#### [PROVIDED ENTRIES]
* * * * *
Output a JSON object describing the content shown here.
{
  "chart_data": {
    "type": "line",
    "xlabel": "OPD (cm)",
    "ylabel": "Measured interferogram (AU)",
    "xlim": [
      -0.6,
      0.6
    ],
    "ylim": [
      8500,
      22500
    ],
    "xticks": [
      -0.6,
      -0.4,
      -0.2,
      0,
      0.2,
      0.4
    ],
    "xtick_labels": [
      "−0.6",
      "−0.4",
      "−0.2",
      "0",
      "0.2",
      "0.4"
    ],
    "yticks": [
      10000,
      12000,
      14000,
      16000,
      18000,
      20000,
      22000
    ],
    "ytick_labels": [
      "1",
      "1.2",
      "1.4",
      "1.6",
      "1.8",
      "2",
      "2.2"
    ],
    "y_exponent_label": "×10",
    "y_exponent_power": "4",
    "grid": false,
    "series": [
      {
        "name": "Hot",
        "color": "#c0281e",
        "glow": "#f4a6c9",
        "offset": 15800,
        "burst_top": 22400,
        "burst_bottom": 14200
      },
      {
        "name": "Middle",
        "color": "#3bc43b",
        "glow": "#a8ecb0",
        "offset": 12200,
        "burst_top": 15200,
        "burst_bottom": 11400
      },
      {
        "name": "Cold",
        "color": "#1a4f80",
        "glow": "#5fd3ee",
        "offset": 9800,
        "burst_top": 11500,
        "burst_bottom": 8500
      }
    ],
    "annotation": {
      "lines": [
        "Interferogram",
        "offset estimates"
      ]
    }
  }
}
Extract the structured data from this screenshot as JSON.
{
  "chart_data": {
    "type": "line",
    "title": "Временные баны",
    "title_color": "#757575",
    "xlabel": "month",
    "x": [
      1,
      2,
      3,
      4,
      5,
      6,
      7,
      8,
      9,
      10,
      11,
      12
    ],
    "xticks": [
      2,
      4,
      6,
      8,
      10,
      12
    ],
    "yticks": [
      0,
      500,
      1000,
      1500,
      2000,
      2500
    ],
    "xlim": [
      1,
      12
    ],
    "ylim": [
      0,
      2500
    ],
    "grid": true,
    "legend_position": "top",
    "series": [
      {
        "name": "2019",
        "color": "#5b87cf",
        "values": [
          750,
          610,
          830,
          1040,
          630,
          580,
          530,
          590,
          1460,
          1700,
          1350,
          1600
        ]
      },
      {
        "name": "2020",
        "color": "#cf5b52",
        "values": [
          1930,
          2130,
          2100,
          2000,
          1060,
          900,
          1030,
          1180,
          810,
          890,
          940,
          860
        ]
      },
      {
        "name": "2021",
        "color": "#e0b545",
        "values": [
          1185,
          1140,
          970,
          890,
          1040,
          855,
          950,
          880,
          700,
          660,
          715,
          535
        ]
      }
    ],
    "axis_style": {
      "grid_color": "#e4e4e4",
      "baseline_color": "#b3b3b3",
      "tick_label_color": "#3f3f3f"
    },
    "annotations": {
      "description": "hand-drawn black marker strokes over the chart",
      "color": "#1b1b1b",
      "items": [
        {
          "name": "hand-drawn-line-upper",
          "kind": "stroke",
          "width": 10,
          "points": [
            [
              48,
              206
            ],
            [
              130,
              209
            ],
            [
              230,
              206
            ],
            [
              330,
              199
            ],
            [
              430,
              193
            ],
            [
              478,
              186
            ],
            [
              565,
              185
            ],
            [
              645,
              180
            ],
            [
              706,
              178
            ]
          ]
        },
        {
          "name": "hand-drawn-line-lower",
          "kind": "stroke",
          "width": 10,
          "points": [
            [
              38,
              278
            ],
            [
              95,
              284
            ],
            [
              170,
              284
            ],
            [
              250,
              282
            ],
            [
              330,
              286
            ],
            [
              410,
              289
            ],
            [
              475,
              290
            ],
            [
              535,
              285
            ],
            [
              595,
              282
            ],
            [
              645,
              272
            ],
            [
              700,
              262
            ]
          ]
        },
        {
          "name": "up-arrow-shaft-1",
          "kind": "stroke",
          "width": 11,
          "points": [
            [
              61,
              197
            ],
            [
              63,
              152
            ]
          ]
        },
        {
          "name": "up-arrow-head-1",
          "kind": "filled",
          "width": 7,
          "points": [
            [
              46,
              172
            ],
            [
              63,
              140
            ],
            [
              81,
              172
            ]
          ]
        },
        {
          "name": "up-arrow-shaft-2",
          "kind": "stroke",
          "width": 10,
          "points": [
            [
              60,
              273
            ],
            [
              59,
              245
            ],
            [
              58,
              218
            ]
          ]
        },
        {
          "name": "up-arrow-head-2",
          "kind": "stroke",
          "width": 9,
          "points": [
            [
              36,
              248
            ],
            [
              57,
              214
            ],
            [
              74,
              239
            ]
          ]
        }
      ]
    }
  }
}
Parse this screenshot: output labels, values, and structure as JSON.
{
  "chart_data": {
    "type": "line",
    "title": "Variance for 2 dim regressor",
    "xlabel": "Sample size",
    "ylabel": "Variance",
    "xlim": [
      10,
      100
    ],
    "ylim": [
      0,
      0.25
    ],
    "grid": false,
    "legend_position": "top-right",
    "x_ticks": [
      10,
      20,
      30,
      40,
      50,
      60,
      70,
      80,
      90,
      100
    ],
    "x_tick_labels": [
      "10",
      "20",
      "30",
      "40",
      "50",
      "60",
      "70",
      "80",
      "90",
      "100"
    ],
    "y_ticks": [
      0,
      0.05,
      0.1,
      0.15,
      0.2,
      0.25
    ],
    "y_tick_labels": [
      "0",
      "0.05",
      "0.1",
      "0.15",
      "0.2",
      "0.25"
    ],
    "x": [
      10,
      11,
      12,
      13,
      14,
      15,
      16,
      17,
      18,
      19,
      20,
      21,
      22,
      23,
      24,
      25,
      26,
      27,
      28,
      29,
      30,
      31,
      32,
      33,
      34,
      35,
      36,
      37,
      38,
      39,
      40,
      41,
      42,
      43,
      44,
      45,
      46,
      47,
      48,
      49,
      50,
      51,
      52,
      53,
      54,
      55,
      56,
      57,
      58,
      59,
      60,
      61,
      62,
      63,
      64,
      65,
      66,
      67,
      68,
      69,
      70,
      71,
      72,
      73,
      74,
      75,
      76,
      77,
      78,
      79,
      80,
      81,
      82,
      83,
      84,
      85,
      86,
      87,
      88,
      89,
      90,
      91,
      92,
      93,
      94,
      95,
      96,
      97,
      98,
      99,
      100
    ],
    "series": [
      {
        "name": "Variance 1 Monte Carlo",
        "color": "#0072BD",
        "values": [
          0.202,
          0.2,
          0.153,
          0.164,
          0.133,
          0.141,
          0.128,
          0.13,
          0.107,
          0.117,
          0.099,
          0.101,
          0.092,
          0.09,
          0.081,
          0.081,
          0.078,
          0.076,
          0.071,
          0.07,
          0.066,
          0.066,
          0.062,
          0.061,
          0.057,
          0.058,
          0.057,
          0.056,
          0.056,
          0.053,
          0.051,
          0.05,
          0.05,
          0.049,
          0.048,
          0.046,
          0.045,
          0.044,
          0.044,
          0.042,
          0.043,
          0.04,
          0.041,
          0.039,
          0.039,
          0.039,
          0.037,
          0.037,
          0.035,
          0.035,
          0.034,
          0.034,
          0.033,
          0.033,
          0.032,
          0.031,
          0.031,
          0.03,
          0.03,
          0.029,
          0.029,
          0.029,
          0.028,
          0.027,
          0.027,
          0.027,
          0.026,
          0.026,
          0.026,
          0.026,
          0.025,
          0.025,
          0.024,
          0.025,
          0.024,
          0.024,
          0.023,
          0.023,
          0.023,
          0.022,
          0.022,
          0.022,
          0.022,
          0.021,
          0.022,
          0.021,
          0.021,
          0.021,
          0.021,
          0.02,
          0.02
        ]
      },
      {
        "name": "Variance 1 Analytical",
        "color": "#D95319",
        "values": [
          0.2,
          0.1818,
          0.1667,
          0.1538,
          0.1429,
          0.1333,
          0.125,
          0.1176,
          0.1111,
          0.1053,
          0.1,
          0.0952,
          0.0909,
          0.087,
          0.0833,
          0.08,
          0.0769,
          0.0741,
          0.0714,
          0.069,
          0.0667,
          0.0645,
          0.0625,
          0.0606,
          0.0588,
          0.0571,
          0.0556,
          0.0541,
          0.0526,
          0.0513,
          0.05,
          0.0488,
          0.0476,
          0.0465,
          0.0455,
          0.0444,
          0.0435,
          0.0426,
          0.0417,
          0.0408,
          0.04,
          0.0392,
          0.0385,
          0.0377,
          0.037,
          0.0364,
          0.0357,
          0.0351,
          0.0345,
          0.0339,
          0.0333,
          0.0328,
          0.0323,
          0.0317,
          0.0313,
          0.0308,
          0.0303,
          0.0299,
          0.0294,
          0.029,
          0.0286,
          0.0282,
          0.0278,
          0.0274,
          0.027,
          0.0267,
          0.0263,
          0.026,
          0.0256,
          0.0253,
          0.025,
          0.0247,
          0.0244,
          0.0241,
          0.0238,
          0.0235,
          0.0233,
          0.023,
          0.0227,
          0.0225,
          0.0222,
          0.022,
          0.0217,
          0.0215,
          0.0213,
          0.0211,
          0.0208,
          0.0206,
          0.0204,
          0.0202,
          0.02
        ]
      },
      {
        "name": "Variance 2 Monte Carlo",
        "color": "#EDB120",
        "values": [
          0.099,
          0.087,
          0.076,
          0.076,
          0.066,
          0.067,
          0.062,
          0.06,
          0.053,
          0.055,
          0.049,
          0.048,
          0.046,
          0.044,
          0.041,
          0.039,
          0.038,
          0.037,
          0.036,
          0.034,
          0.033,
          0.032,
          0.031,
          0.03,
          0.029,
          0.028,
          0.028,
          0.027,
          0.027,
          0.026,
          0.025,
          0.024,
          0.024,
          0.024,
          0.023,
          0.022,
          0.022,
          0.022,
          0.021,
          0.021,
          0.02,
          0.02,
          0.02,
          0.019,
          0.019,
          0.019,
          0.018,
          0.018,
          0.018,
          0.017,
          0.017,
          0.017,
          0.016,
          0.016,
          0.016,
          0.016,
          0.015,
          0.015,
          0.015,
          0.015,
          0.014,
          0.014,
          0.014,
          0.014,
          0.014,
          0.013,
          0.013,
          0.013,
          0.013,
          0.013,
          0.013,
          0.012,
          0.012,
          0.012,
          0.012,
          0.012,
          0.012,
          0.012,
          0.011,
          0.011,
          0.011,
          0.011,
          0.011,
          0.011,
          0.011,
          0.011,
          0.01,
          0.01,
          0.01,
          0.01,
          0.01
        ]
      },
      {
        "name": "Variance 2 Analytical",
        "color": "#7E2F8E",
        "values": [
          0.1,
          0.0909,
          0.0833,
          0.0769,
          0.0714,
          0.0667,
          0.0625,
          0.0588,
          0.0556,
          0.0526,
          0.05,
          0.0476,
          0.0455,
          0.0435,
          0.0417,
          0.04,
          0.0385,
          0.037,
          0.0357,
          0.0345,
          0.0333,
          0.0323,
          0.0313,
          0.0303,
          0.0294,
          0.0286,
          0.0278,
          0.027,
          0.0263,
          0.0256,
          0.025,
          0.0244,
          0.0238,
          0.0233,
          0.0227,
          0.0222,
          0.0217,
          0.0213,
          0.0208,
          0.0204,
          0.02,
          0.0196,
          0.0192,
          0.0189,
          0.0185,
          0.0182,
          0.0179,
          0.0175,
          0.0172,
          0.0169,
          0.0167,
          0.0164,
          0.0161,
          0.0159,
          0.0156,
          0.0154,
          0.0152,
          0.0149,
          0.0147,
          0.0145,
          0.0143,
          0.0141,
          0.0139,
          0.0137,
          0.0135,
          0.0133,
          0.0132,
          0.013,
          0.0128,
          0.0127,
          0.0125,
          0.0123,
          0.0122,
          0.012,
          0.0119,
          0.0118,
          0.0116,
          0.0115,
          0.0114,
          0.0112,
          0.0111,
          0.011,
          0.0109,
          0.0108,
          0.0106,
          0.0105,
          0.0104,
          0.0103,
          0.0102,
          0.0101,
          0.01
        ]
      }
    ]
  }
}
* * * * *
#### [TASK OBJECTIVE]
All lines of the data above that include the word "ylabel" must be shown.

#### [ANSWER TO THE EXERCISE]
    "ylabel": "Measured interferogram (AU)",
    "ylabel": "Variance",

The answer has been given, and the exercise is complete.